> Short task: Please list all lines of the material below in which the string "August" occurs.

##########

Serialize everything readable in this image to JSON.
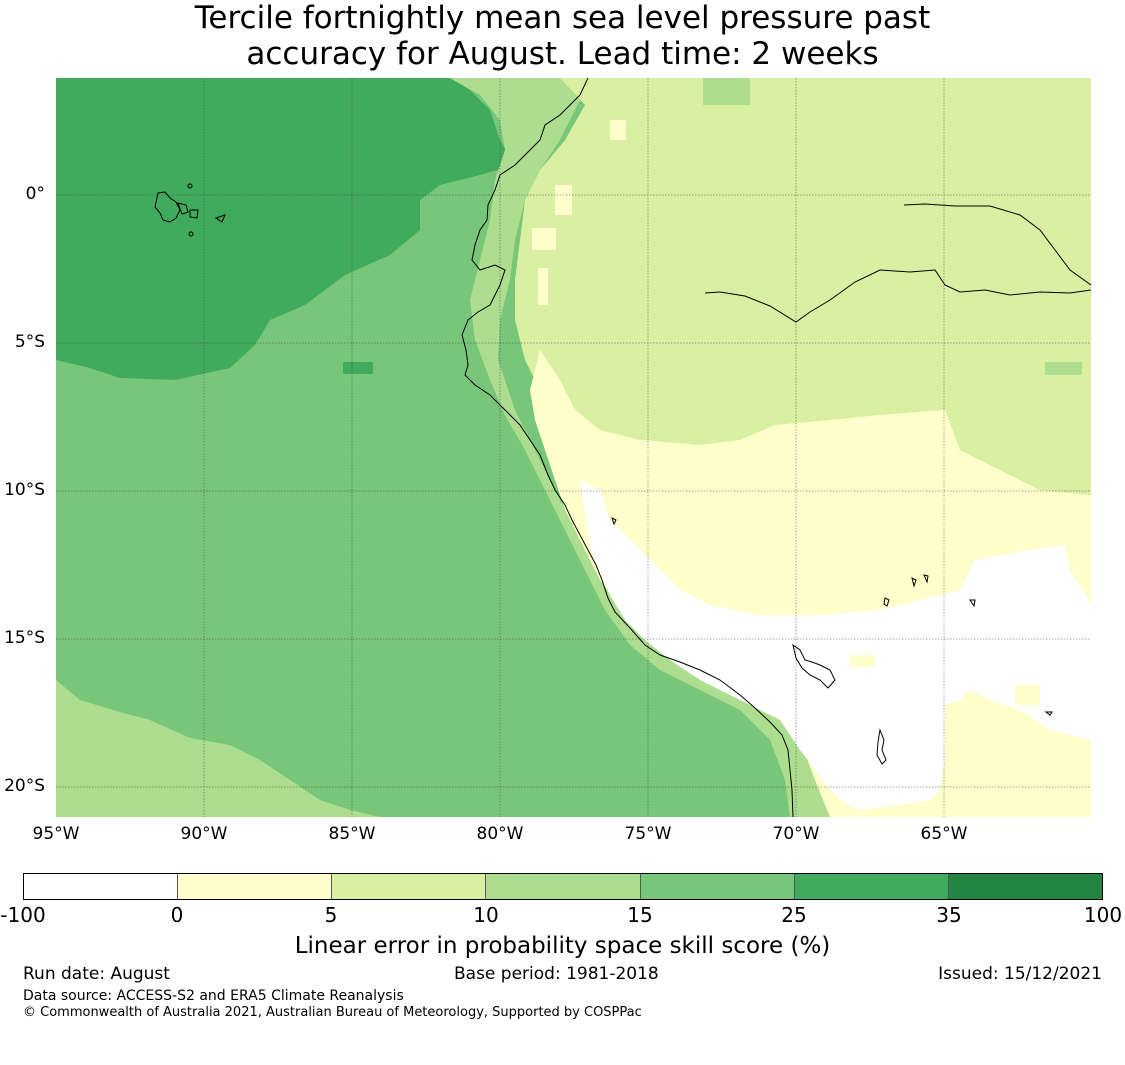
{
  "title_line1": "Tercile fortnightly mean sea level pressure past",
  "title_line2": "accuracy for August. Lead time: 2 weeks",
  "lat_labels": [
    "0°",
    "5°S",
    "10°S",
    "15°S",
    "20°S"
  ],
  "lon_labels": [
    "95°W",
    "90°W",
    "85°W",
    "80°W",
    "75°W",
    "70°W",
    "65°W"
  ],
  "map_extent": {
    "lon_min": -95,
    "lon_max": -60,
    "lat_min": -21,
    "lat_max": 4
  },
  "colorbar": {
    "ticks": [
      "-100",
      "0",
      "5",
      "10",
      "15",
      "25",
      "35",
      "100"
    ],
    "colors": [
      "#ffffff",
      "#ffffcc",
      "#d9f0a3",
      "#addd8e",
      "#78c679",
      "#41ab5d",
      "#238443"
    ],
    "label": "Linear error in probability space skill score (%)"
  },
  "footer": {
    "run_date": "Run date: August",
    "base_period": "Base period: 1981-2018",
    "issued": "Issued: 15/12/2021",
    "data_source": "Data source: ACCESS-S2 and ERA5 Climate Reanalysis",
    "copyright": "© Commonwealth of Australia 2021, Australian Bureau of Meteorology, Supported by COSPPac"
  }
}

##########

> Exercise response:
  "title_line2": "accuracy for August. Lead time: 2 weeks",
    "run_date": "Run date: August",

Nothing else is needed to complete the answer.